Data in this exercise |

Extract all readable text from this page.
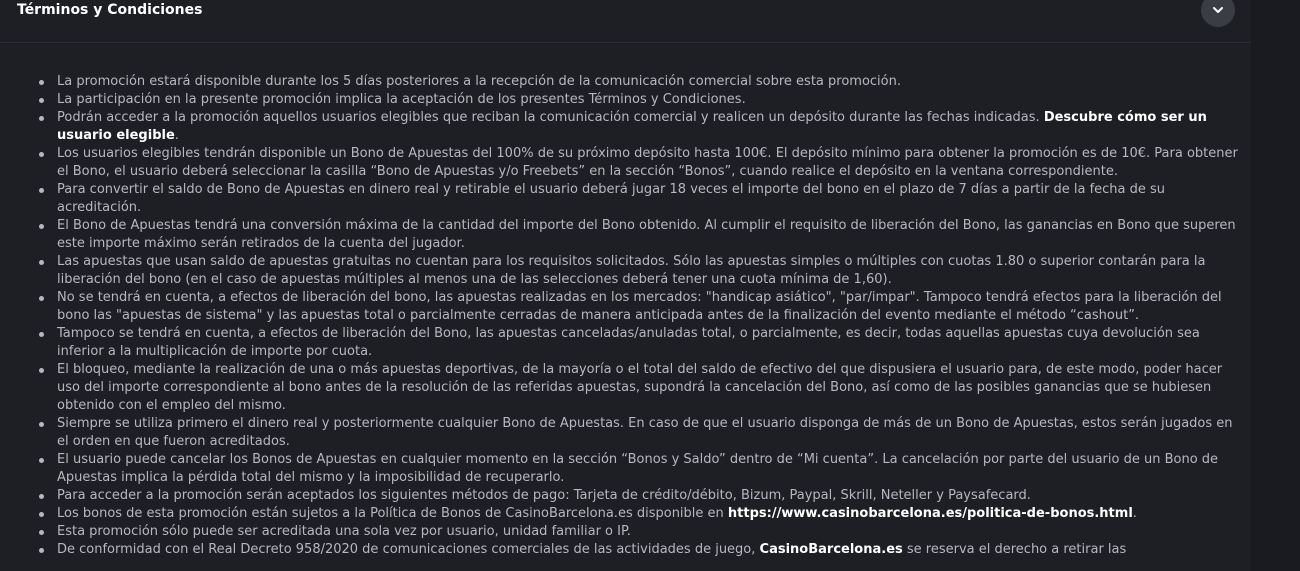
Términos y Condiciones
La promoción estará disponible durante los 5 días posteriores a la recepción de la comunicación comercial sobre esta promoción.
La participación en la presente promoción implica la aceptación de los presentes Términos y Condiciones.
Podrán acceder a la promoción aquellos usuarios elegibles que reciban la comunicación comercial y realicen un depósito durante las fechas indicadas. Descubre cómo ser un usuario elegible.
Los usuarios elegibles tendrán disponible un Bono de Apuestas del 100% de su próximo depósito hasta 100€. El depósito mínimo para obtener la promoción es de 10€. Para obtener el Bono, el usuario deberá seleccionar la casilla “Bono de Apuestas y/o Freebets” en la sección “Bonos”, cuando realice el depósito en la ventana correspondiente.
Para convertir el saldo de Bono de Apuestas en dinero real y retirable el usuario deberá jugar 18 veces el importe del bono en el plazo de 7 días a partir de la fecha de su acreditación.
El Bono de Apuestas tendrá una conversión máxima de la cantidad del importe del Bono obtenido. Al cumplir el requisito de liberación del Bono, las ganancias en Bono que superen este importe máximo serán retirados de la cuenta del jugador.
Las apuestas que usan saldo de apuestas gratuitas no cuentan para los requisitos solicitados. Sólo las apuestas simples o múltiples con cuotas 1.80 o superior contarán para la liberación del bono (en el caso de apuestas múltiples al menos una de las selecciones deberá tener una cuota mínima de 1,60).
No se tendrá en cuenta, a efectos de liberación del bono, las apuestas realizadas en los mercados: "handicap asiático", "par/impar". Tampoco tendrá efectos para la liberación del bono las "apuestas de sistema" y las apuestas total o parcialmente cerradas de manera anticipada antes de la finalización del evento mediante el método “cashout”.
Tampoco se tendrá en cuenta, a efectos de liberación del Bono, las apuestas canceladas/anuladas total, o parcialmente, es decir, todas aquellas apuestas cuya devolución sea inferior a la multiplicación de importe por cuota.
El bloqueo, mediante la realización de una o más apuestas deportivas, de la mayoría o el total del saldo de efectivo del que dispusiera el usuario para, de este modo, poder hacer uso del importe correspondiente al bono antes de la resolución de las referidas apuestas, supondrá la cancelación del Bono, así como de las posibles ganancias que se hubiesen obtenido con el empleo del mismo.
Siempre se utiliza primero el dinero real y posteriormente cualquier Bono de Apuestas. En caso de que el usuario disponga de más de un Bono de Apuestas, estos serán jugados en el orden en que fueron acreditados.
El usuario puede cancelar los Bonos de Apuestas en cualquier momento en la sección “Bonos y Saldo” dentro de “Mi cuenta”. La cancelación por parte del usuario de un Bono de Apuestas implica la pérdida total del mismo y la imposibilidad de recuperarlo.
Para acceder a la promoción serán aceptados los siguientes métodos de pago: Tarjeta de crédito/débito, Bizum, Paypal, Skrill, Neteller y Paysafecard.
Los bonos de esta promoción están sujetos a la Política de Bonos de CasinoBarcelona.es disponible en https://www.casinobarcelona.es/politica-de-bonos.html.
Esta promoción sólo puede ser acreditada una sola vez por usuario, unidad familiar o IP.
De conformidad con el Real Decreto 958/2020 de comunicaciones comerciales de las actividades de juego, CasinoBarcelona.es se reserva el derecho a retirar las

Exercise | Gather from the entries above all lines that include the string "dinero".

Correct result |
Para convertir el saldo de Bono de Apuestas en dinero real y retirable el usuario deberá jugar 18 veces el importe del bono en el plazo de 7 días a partir de la fecha de su acreditación.
Siempre se utiliza primero el dinero real y posteriormente cualquier Bono de Apuestas. En caso de que el usuario disponga de más de un Bono de Apuestas, estos serán jugados en el orden en que fueron acreditados.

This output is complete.